Exercise details -> Identify every line in the material below that contains the string "function", treating uppercase and lowercase letters as different, and copy each of those lines.

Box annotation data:
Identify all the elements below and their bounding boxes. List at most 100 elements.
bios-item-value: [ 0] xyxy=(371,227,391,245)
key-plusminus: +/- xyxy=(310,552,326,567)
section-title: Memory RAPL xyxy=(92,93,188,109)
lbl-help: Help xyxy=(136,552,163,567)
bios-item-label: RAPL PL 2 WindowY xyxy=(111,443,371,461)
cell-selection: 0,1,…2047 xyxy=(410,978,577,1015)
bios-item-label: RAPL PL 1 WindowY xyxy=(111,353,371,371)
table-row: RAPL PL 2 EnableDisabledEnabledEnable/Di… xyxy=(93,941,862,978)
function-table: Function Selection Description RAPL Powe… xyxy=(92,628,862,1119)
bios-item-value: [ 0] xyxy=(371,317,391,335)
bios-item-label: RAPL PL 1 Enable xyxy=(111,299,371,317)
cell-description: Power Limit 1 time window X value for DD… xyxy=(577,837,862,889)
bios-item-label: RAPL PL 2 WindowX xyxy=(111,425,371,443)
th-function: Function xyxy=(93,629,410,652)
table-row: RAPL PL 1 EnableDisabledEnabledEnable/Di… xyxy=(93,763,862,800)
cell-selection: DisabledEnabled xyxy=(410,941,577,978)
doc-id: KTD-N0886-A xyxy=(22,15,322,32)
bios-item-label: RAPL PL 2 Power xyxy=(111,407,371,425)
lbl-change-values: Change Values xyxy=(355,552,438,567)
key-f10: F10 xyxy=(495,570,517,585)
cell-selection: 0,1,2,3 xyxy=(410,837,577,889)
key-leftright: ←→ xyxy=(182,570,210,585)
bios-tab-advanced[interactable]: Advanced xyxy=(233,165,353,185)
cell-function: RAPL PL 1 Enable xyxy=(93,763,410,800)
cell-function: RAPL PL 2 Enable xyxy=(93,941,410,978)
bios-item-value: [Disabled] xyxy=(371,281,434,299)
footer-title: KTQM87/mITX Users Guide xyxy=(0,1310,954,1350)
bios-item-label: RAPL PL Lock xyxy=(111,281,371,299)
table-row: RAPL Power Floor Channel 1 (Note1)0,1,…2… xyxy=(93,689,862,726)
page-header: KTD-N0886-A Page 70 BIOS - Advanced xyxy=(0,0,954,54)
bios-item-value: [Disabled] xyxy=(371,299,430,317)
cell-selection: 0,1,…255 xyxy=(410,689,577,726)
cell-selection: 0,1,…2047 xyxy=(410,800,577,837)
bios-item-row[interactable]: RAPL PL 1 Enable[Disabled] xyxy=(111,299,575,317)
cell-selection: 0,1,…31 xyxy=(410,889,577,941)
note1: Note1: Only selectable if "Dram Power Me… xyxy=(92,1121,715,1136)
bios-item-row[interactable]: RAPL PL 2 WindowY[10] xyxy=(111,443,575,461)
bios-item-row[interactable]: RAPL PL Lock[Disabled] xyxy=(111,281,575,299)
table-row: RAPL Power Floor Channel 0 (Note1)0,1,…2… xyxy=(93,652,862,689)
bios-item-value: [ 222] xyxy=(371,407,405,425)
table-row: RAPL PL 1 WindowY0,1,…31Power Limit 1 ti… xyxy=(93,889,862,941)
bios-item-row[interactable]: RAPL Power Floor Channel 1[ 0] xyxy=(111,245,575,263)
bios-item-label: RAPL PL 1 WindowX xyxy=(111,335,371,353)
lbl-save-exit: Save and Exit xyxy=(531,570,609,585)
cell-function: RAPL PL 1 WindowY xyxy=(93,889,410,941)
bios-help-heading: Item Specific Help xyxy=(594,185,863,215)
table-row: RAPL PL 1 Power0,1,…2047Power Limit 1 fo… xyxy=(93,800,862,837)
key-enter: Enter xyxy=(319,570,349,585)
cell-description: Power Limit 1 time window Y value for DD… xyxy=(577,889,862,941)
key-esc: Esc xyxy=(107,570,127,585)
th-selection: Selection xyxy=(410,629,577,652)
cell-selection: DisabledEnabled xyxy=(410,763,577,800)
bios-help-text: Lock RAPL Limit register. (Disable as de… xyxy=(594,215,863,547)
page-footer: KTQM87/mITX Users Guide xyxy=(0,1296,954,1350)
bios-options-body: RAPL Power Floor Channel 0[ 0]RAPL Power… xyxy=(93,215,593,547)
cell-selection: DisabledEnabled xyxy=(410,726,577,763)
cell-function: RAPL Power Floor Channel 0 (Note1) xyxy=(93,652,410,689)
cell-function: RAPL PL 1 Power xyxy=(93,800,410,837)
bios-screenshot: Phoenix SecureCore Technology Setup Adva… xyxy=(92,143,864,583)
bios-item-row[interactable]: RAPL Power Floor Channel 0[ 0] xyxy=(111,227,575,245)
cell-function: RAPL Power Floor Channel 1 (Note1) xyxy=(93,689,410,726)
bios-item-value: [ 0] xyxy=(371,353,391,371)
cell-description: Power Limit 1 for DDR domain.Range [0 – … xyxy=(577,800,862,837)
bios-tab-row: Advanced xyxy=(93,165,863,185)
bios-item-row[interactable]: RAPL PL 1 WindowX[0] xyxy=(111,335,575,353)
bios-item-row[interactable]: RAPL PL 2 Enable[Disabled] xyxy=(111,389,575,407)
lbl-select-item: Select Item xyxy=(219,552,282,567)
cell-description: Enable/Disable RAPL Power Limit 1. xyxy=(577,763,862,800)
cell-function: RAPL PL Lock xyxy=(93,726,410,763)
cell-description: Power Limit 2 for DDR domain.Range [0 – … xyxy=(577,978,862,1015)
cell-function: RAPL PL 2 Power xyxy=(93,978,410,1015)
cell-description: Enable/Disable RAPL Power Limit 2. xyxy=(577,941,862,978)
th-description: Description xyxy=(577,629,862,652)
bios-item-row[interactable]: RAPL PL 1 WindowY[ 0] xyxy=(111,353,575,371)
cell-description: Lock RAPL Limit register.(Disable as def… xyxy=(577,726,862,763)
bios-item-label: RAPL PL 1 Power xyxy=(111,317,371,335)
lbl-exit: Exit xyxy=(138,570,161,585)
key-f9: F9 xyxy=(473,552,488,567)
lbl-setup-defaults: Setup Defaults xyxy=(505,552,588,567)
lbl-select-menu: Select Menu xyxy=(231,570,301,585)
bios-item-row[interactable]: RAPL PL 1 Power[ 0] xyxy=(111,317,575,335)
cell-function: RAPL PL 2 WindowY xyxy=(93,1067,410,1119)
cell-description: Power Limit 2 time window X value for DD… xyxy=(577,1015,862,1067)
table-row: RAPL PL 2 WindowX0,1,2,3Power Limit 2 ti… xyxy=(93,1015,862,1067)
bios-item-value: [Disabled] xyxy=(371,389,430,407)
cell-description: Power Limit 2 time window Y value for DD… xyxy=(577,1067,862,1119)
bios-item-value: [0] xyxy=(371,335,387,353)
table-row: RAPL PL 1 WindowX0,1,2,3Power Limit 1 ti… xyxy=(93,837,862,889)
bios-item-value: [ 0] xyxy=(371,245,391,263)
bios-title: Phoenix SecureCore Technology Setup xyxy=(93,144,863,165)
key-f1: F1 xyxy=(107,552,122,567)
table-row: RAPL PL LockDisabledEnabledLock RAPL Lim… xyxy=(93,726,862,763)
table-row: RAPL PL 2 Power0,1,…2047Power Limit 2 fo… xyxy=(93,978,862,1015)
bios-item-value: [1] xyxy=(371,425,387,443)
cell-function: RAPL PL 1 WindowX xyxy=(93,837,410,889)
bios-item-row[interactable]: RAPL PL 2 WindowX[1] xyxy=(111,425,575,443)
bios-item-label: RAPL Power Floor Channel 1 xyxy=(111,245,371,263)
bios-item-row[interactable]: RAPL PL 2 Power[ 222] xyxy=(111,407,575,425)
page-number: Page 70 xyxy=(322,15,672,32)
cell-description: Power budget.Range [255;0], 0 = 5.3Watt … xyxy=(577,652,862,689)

Result ->
function-table: Function Selection Description RAPL Powe… xyxy=(92,628,862,1119)
th-function: Function xyxy=(93,629,410,652)
cell-function: RAPL PL 1 Enable xyxy=(93,763,410,800)
cell-function: RAPL PL 2 Enable xyxy=(93,941,410,978)
cell-function: RAPL PL 1 WindowY xyxy=(93,889,410,941)
cell-function: RAPL Power Floor Channel 0 (Note1) xyxy=(93,652,410,689)
cell-function: RAPL PL 1 Power xyxy=(93,800,410,837)
cell-function: RAPL Power Floor Channel 1 (Note1) xyxy=(93,689,410,726)
cell-function: RAPL PL Lock xyxy=(93,726,410,763)
cell-function: RAPL PL 2 Power xyxy=(93,978,410,1015)
cell-function: RAPL PL 2 WindowY xyxy=(93,1067,410,1119)
cell-function: RAPL PL 1 WindowX xyxy=(93,837,410,889)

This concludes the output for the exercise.